* _Goal_: Repeat the full listing below verbatim and keep the images out.

* _Raw records_:

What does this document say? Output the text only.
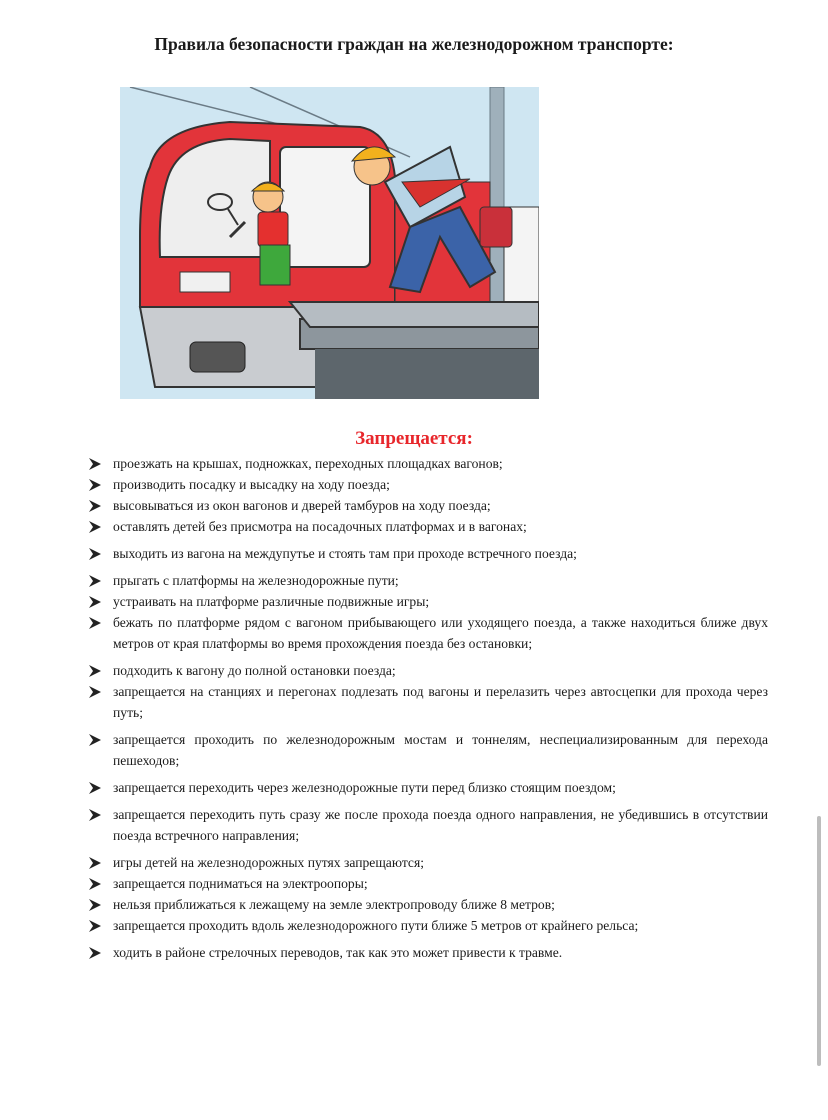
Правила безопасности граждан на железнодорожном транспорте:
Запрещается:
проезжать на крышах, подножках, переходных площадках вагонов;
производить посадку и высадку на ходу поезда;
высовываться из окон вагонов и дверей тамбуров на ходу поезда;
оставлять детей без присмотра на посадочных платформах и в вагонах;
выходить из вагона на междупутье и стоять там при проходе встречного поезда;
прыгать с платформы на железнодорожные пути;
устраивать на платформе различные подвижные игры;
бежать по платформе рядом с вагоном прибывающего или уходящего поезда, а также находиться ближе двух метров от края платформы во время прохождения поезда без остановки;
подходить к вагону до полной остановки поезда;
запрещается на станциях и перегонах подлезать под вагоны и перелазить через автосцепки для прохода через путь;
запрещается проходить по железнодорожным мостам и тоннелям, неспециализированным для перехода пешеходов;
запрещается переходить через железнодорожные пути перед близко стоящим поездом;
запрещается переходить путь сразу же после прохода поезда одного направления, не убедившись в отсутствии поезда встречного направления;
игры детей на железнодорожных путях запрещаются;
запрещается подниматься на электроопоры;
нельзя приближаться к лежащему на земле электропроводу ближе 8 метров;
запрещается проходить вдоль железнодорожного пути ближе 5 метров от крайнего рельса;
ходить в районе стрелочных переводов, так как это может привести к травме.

* _Exercise output_:
What does this document say? Output the text only.
Правила безопасности граждан на железнодорожном транспорте:
Запрещается:
проезжать на крышах, подножках, переходных площадках вагонов;
производить посадку и высадку на ходу поезда;
высовываться из окон вагонов и дверей тамбуров на ходу поезда;
оставлять детей без присмотра на посадочных платформах и в вагонах;
выходить из вагона на междупутье и стоять там при проходе встречного поезда;
прыгать с платформы на железнодорожные пути;
устраивать на платформе различные подвижные игры;
бежать по платформе рядом с вагоном прибывающего или уходящего поезда, а также находиться ближе двух метров от края платформы во время прохождения поезда без остановки;
подходить к вагону до полной остановки поезда;
запрещается на станциях и перегонах подлезать под вагоны и перелазить через автосцепки для прохода через путь;
запрещается проходить по железнодорожным мостам и тоннелям, неспециализированным для перехода пешеходов;
запрещается переходить через железнодорожные пути перед близко стоящим поездом;
запрещается переходить путь сразу же после прохода поезда одного направления, не убедившись в отсутствии поезда встречного направления;
игры детей на железнодорожных путях запрещаются;
запрещается подниматься на электроопоры;
нельзя приближаться к лежащему на земле электропроводу ближе 8 метров;
запрещается проходить вдоль железнодорожного пути ближе 5 метров от крайнего рельса;
ходить в районе стрелочных переводов, так как это может привести к травме.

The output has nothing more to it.